▸ Extracted records

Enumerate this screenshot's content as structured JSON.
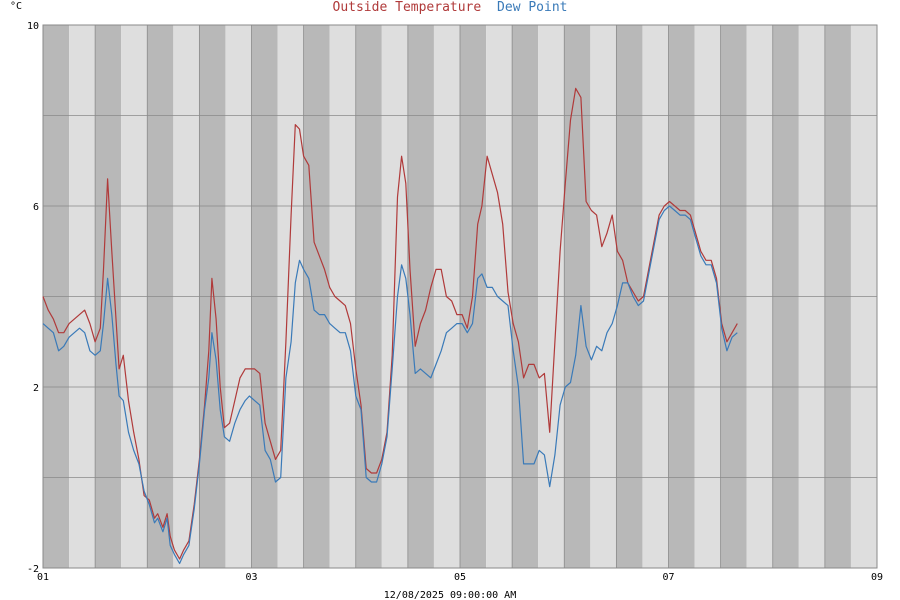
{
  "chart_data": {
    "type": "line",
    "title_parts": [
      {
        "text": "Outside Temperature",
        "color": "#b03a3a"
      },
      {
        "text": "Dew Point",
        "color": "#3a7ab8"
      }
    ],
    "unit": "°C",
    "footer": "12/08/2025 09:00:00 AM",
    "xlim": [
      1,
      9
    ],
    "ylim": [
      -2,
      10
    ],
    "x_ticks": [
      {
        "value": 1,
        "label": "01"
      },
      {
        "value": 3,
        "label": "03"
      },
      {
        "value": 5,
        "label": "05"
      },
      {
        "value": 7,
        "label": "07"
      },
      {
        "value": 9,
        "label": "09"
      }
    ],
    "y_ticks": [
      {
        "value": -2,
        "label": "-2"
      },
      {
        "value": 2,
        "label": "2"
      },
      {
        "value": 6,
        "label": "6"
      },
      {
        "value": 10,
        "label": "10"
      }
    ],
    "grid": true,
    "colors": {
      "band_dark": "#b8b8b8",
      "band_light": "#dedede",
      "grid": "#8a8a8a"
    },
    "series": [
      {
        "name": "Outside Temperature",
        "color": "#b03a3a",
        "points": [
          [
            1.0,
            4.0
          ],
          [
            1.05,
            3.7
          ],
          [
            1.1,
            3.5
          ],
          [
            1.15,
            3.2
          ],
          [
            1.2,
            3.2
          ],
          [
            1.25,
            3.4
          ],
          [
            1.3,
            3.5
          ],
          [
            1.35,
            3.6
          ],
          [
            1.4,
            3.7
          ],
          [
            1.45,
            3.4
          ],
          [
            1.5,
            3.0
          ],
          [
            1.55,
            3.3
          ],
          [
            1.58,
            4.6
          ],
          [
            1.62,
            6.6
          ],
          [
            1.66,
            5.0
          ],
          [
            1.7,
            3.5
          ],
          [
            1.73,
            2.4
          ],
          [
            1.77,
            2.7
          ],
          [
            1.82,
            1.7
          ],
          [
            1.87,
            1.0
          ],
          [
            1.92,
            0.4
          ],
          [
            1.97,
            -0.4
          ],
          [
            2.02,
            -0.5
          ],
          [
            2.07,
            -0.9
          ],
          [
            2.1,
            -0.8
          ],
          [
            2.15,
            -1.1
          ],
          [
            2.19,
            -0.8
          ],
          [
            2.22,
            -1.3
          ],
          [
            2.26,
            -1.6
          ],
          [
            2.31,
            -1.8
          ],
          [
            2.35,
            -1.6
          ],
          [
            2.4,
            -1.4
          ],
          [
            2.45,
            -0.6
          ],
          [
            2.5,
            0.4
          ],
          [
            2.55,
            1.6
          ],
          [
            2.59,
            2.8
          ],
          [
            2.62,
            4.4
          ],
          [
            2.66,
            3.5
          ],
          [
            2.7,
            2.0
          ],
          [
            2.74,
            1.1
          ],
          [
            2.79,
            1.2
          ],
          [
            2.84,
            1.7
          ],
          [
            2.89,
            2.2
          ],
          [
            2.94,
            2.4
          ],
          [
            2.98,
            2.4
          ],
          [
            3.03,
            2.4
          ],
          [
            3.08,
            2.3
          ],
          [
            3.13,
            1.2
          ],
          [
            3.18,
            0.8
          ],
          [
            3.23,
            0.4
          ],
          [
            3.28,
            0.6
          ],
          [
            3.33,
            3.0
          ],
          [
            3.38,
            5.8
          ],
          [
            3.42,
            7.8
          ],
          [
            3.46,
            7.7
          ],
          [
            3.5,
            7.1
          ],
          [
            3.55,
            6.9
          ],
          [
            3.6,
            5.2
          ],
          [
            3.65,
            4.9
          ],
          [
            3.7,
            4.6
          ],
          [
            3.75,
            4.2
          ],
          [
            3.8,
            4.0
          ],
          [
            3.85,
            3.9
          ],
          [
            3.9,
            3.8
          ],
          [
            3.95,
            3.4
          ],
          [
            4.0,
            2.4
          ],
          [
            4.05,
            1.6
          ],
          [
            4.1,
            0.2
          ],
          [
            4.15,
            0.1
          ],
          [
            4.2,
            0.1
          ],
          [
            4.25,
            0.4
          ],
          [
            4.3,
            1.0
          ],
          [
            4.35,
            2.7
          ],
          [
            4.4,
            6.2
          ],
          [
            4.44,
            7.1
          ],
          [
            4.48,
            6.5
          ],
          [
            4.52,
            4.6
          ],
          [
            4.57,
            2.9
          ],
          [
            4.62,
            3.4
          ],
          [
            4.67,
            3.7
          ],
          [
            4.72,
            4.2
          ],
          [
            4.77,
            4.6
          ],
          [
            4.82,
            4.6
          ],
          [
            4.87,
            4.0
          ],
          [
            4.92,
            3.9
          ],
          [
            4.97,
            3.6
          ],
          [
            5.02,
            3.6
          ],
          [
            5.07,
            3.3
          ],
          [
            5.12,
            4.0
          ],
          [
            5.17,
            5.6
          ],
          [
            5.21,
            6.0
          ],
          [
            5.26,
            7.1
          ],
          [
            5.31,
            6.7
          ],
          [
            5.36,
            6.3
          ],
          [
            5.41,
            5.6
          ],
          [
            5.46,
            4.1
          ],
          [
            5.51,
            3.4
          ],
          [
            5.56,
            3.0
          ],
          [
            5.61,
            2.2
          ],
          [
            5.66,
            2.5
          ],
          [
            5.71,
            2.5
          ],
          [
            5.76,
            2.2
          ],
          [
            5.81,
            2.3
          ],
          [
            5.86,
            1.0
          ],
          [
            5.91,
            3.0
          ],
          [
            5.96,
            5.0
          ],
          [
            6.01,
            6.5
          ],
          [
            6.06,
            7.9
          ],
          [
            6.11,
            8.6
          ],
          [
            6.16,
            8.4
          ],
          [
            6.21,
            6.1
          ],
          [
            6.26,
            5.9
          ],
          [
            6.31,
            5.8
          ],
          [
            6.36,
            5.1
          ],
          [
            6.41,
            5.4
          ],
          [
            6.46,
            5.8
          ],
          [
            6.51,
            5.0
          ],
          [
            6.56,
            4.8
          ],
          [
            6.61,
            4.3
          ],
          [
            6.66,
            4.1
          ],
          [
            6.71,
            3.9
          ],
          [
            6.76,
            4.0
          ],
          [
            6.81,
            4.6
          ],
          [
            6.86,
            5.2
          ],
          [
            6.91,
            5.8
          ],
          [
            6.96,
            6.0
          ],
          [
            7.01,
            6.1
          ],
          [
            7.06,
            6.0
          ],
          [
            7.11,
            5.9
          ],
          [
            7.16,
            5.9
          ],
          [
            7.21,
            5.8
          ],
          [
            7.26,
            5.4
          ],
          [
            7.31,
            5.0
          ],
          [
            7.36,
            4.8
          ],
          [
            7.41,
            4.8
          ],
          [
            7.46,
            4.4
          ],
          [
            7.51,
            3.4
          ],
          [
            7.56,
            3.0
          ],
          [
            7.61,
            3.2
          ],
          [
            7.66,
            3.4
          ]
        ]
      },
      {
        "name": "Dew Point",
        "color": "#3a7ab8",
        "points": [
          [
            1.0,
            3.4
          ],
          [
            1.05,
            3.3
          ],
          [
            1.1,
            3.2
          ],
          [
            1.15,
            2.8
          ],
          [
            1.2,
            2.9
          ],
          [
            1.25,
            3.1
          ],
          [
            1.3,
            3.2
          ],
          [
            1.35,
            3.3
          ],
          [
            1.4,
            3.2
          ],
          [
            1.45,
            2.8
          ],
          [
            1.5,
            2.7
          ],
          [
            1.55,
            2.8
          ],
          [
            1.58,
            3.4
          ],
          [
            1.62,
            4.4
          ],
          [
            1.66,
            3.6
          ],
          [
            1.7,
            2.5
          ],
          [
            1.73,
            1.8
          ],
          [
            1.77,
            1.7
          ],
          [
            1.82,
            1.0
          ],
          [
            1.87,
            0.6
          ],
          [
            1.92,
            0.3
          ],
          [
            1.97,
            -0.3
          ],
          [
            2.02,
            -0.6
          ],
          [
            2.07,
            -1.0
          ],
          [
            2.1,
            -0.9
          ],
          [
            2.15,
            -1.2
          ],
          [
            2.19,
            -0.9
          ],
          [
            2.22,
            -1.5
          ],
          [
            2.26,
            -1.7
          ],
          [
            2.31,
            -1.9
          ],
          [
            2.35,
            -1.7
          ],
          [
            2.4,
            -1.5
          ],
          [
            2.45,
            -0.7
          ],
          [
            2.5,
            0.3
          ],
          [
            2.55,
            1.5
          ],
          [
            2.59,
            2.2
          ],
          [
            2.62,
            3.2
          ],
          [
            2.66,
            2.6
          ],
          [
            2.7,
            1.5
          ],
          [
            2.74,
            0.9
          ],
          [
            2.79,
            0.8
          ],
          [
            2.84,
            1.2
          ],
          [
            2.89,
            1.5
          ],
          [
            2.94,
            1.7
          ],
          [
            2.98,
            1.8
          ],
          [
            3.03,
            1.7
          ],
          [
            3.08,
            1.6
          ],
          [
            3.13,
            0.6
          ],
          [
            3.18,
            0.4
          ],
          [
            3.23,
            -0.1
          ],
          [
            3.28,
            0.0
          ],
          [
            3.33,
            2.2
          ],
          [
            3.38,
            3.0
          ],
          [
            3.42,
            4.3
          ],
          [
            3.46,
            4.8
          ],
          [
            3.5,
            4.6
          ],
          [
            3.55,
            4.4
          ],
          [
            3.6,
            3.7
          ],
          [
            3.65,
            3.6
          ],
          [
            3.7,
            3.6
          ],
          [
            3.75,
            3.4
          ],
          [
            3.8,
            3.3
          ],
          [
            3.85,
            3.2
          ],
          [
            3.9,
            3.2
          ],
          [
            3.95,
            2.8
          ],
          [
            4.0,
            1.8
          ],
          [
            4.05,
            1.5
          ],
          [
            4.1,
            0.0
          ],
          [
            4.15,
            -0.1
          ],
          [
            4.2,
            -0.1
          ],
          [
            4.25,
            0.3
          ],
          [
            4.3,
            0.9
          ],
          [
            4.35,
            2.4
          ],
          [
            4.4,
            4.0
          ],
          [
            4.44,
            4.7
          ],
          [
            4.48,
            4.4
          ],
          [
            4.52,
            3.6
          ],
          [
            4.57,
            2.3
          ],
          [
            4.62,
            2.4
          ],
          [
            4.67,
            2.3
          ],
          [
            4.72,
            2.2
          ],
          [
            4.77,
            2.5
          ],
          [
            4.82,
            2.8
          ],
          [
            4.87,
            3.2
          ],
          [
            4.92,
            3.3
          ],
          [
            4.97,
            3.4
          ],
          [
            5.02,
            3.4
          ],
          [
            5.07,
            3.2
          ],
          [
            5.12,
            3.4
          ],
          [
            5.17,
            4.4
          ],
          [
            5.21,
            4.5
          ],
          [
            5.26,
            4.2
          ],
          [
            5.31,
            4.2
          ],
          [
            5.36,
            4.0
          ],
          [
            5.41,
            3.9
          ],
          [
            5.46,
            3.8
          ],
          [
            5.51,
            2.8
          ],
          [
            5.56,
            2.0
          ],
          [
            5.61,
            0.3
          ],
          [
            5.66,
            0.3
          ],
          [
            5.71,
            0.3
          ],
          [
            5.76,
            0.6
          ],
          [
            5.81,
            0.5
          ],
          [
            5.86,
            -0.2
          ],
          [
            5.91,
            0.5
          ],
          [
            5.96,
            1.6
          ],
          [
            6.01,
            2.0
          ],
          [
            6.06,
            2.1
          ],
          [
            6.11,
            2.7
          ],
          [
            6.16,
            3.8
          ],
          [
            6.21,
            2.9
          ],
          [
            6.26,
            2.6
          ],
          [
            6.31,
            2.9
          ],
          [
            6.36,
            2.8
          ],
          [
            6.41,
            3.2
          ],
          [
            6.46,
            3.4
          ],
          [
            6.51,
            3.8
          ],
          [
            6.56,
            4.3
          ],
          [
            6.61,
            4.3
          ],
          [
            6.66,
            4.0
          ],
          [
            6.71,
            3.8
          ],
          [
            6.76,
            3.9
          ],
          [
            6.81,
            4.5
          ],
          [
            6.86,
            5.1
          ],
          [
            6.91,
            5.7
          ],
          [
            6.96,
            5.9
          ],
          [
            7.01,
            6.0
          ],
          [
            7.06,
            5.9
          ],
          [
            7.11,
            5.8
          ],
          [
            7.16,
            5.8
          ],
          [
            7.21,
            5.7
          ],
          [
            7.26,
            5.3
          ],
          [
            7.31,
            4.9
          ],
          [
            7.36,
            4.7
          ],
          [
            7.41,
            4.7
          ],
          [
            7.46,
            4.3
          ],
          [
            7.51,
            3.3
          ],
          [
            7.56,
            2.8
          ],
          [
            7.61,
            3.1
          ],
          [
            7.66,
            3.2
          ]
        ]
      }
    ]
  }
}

▸ To do
Identify all lines in the records above with the word "Temperature".

▸ Answer to this exercise
        "text": "Outside Temperature",
        "name": "Outside Temperature",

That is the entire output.